▶ Work to be completed: Copy out each line of the listing that has the word "Daniel" in it.

▶ Supplied entries:
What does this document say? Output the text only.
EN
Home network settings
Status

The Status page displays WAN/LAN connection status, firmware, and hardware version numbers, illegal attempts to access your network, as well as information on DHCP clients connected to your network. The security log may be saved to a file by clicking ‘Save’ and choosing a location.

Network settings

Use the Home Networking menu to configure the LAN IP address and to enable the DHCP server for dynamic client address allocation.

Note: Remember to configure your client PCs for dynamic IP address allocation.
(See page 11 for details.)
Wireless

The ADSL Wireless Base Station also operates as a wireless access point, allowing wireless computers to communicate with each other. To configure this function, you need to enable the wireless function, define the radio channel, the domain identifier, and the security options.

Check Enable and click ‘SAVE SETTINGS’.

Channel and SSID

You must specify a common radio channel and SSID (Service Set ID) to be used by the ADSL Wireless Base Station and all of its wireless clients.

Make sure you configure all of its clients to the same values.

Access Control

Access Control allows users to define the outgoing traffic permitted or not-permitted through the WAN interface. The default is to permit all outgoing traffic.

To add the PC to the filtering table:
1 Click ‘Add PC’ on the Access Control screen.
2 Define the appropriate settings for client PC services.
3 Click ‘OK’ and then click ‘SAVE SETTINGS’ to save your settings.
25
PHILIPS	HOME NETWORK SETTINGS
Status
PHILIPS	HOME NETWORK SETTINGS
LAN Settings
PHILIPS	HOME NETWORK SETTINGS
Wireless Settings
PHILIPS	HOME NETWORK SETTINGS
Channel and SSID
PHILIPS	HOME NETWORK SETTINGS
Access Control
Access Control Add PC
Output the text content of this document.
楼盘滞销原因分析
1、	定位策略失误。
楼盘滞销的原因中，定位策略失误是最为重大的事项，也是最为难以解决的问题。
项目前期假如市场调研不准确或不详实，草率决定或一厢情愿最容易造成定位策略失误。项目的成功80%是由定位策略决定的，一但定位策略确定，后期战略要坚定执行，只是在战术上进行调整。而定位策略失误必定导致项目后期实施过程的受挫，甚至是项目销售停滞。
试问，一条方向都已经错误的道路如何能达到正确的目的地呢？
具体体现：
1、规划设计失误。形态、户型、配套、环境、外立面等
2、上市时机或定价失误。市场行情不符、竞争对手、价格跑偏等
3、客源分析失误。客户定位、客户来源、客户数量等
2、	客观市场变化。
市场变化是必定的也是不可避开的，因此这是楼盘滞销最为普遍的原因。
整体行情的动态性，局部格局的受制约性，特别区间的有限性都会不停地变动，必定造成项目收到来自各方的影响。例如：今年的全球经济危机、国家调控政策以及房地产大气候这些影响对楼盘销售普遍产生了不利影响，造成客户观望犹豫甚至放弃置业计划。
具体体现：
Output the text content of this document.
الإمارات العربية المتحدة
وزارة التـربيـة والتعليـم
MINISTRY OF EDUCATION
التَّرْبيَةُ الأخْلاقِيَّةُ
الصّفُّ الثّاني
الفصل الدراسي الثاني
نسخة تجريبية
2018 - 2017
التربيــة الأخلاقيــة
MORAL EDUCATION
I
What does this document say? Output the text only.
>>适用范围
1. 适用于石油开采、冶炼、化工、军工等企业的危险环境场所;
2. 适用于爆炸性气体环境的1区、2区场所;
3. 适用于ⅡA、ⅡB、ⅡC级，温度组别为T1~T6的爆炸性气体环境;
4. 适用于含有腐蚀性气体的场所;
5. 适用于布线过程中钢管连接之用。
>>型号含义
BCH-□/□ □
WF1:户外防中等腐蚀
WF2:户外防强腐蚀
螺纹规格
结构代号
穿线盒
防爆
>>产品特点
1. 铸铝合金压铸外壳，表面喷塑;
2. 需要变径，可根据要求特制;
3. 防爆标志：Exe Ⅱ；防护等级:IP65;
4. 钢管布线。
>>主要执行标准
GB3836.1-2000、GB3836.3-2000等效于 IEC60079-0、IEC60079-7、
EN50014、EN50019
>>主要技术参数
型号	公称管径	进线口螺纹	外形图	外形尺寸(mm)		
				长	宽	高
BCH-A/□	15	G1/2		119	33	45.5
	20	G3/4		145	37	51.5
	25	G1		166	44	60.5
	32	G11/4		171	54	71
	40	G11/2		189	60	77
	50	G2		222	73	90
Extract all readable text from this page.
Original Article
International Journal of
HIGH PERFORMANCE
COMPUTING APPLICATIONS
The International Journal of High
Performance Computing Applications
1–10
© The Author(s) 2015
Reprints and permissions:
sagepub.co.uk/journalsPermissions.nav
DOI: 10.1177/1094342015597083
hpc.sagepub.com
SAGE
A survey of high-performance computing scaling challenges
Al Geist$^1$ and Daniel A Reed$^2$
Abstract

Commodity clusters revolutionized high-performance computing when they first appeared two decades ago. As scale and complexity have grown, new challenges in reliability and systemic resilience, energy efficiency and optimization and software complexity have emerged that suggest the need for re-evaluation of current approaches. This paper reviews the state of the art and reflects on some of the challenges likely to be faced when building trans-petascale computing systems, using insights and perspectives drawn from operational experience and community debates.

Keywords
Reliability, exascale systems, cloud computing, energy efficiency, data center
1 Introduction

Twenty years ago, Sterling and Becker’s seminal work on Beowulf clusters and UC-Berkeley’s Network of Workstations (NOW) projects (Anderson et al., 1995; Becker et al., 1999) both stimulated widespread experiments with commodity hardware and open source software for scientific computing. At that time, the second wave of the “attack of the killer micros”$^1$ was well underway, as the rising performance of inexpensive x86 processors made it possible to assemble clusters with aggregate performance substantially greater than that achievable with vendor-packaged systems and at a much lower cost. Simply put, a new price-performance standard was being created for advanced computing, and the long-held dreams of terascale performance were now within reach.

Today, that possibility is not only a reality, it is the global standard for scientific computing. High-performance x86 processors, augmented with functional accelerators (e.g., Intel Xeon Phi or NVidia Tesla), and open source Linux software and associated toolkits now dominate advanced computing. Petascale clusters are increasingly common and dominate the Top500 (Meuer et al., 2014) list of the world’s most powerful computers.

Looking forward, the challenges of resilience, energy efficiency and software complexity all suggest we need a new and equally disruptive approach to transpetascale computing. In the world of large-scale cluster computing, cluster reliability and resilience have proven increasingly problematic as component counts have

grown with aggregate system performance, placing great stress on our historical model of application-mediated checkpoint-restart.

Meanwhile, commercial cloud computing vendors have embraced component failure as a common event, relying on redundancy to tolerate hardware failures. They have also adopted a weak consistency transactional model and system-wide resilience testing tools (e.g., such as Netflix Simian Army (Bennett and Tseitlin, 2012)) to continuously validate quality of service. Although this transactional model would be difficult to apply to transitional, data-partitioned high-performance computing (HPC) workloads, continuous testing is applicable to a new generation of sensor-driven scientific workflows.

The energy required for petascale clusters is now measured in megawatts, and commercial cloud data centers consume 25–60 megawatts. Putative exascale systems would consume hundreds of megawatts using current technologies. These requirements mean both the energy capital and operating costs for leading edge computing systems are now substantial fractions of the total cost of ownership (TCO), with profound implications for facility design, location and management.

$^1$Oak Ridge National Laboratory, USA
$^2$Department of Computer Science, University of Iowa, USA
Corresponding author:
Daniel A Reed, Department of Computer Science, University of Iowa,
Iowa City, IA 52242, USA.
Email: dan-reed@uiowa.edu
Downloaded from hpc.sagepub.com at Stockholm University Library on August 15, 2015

▶ Output below:
Al Geist$^1$ and Daniel A Reed$^2$
Daniel A Reed, Department of Computer Science, University of Iowa,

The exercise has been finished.